Collected data entries:
-- Opening Marker --
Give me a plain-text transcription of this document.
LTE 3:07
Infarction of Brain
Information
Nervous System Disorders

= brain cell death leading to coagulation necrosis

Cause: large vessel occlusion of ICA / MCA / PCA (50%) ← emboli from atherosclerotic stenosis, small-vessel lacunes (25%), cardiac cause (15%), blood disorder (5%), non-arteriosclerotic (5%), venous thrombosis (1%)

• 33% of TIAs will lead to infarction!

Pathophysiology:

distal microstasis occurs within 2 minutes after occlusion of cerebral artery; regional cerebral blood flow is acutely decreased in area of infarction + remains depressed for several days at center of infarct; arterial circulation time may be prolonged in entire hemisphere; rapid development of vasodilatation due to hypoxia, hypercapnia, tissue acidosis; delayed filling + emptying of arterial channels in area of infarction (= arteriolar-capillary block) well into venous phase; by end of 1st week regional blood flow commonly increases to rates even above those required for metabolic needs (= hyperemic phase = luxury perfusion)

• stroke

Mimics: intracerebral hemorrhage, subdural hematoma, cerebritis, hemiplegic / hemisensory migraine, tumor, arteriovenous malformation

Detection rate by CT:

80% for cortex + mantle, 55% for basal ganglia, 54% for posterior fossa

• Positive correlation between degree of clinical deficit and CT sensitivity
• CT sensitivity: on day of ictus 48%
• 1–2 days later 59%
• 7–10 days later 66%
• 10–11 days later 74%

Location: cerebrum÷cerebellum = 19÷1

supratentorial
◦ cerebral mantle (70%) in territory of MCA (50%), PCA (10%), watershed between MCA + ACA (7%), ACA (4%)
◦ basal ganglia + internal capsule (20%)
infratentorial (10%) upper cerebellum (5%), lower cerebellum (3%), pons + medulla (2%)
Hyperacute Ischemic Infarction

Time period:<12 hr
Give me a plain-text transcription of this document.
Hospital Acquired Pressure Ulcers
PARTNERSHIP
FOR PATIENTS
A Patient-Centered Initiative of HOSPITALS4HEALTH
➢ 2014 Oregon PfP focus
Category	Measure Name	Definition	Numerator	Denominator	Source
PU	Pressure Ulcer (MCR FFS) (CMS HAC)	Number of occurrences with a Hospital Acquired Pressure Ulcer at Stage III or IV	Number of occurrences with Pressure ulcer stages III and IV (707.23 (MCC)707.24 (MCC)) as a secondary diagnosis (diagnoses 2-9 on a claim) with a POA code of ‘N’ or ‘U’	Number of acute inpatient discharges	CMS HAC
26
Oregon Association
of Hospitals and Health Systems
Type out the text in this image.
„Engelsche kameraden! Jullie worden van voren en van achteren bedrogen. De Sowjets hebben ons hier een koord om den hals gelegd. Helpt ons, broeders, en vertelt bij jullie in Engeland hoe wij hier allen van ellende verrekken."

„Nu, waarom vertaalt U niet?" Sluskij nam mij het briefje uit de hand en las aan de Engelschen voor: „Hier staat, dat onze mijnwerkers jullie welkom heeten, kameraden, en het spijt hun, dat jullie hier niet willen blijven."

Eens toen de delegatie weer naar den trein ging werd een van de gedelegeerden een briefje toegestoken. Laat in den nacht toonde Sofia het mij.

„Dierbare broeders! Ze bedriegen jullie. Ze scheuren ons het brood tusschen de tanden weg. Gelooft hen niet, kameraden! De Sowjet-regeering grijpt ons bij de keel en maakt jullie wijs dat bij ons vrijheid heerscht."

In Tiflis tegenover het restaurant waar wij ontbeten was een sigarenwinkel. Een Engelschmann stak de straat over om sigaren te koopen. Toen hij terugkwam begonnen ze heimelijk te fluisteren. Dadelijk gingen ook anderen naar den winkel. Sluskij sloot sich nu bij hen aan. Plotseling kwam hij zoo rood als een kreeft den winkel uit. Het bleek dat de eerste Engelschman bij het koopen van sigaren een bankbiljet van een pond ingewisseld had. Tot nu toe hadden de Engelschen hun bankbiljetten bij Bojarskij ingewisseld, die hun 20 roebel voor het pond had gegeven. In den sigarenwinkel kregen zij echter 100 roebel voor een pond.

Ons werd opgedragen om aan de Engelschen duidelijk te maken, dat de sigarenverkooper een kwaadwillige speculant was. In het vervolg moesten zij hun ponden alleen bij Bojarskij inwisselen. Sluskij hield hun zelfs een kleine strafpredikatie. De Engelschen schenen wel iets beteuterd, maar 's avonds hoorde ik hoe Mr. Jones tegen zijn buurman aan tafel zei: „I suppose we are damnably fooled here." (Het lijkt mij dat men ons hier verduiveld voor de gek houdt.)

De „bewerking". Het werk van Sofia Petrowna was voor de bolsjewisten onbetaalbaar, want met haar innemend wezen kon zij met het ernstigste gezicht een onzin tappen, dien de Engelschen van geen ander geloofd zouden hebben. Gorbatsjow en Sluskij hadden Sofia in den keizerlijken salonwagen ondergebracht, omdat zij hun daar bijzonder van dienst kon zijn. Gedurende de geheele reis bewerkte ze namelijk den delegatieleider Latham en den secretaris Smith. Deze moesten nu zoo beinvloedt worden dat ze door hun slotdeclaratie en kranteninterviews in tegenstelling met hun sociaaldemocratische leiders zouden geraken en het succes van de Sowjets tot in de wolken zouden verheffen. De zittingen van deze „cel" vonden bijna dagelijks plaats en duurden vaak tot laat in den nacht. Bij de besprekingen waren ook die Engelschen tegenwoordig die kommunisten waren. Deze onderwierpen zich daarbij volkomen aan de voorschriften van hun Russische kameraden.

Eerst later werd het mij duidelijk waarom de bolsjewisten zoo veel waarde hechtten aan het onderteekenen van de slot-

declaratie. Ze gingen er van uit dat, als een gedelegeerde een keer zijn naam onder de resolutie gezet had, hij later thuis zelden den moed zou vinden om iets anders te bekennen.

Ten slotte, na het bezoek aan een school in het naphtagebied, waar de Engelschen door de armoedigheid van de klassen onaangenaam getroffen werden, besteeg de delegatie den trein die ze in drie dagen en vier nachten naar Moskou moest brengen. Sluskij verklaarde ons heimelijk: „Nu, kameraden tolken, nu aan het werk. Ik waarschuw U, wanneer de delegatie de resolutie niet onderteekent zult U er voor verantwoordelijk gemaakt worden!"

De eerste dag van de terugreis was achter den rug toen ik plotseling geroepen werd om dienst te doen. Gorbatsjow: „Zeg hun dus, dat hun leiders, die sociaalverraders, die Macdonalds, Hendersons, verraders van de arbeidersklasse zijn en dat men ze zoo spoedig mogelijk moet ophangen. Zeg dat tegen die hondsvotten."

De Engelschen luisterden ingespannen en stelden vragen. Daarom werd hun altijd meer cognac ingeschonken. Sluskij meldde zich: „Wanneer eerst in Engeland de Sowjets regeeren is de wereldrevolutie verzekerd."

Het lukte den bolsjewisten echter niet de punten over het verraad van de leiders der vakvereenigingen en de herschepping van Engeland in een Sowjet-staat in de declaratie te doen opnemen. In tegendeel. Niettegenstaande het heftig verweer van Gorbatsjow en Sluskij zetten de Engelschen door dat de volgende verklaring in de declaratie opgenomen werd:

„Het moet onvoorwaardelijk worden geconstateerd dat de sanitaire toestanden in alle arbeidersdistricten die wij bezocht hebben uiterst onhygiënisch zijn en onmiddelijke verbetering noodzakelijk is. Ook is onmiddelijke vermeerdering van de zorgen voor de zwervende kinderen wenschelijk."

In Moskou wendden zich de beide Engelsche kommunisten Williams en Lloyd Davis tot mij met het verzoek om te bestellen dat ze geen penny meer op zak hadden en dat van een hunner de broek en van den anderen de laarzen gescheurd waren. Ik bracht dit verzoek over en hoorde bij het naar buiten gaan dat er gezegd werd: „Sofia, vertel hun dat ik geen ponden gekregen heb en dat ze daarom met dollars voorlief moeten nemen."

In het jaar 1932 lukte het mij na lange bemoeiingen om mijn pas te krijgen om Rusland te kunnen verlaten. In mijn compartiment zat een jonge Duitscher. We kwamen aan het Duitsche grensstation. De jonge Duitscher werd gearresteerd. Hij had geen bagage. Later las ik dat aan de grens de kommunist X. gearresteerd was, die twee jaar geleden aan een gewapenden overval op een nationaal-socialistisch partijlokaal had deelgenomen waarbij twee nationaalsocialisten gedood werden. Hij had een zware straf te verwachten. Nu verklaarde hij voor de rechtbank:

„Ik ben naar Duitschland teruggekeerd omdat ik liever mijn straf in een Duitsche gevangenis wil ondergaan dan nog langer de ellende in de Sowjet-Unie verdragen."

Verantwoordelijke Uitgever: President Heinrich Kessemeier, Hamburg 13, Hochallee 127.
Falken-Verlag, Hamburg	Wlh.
-- Closing Marker --
→ REQUIRED WORK: Your answer should consist of each line above in which "between" appears.

→ SOLUTION FOR THIS PROBLEM:
• Positive correlation between degree of clinical deficit and CT sensitivity
◦ cerebral mantle (70%) in territory of MCA (50%), PCA (10%), watershed between MCA + ACA (7%), ACA (4%)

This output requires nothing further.